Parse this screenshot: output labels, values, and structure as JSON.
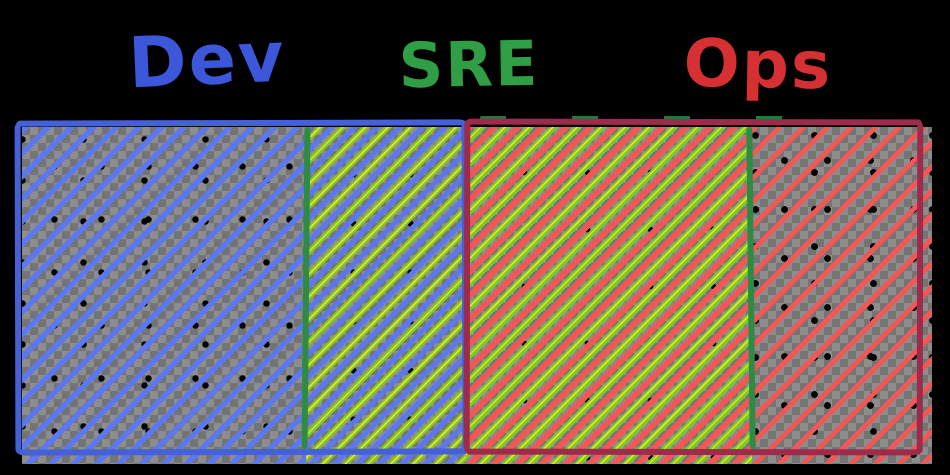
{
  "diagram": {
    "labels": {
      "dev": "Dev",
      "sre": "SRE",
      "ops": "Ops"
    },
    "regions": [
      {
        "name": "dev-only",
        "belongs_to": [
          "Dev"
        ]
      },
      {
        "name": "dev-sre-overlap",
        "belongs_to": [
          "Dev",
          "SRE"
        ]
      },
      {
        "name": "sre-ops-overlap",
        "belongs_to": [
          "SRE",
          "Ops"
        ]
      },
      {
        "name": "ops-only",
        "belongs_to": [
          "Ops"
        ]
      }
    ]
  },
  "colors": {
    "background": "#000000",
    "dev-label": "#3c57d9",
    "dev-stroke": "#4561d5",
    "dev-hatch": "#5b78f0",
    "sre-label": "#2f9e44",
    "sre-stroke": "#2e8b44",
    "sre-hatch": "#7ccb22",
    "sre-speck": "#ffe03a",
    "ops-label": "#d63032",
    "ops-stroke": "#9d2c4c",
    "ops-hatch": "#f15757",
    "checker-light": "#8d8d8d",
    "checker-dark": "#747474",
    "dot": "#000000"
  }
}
▬▬▬
### Exercise
Reproduce all the records verbatim, excluding images.

### Response to the exercise
Parse this screenshot: output labels, values, and structure as JSON.
{
  "diagram": {
    "labels": {
      "dev": "Dev",
      "sre": "SRE",
      "ops": "Ops"
    },
    "regions": [
      {
        "name": "dev-only",
        "belongs_to": [
          "Dev"
        ]
      },
      {
        "name": "dev-sre-overlap",
        "belongs_to": [
          "Dev",
          "SRE"
        ]
      },
      {
        "name": "sre-ops-overlap",
        "belongs_to": [
          "SRE",
          "Ops"
        ]
      },
      {
        "name": "ops-only",
        "belongs_to": [
          "Ops"
        ]
      }
    ]
  },
  "colors": {
    "background": "#000000",
    "dev-label": "#3c57d9",
    "dev-stroke": "#4561d5",
    "dev-hatch": "#5b78f0",
    "sre-label": "#2f9e44",
    "sre-stroke": "#2e8b44",
    "sre-hatch": "#7ccb22",
    "sre-speck": "#ffe03a",
    "ops-label": "#d63032",
    "ops-stroke": "#9d2c4c",
    "ops-hatch": "#f15757",
    "checker-light": "#8d8d8d",
    "checker-dark": "#747474",
    "dot": "#000000"
  }
}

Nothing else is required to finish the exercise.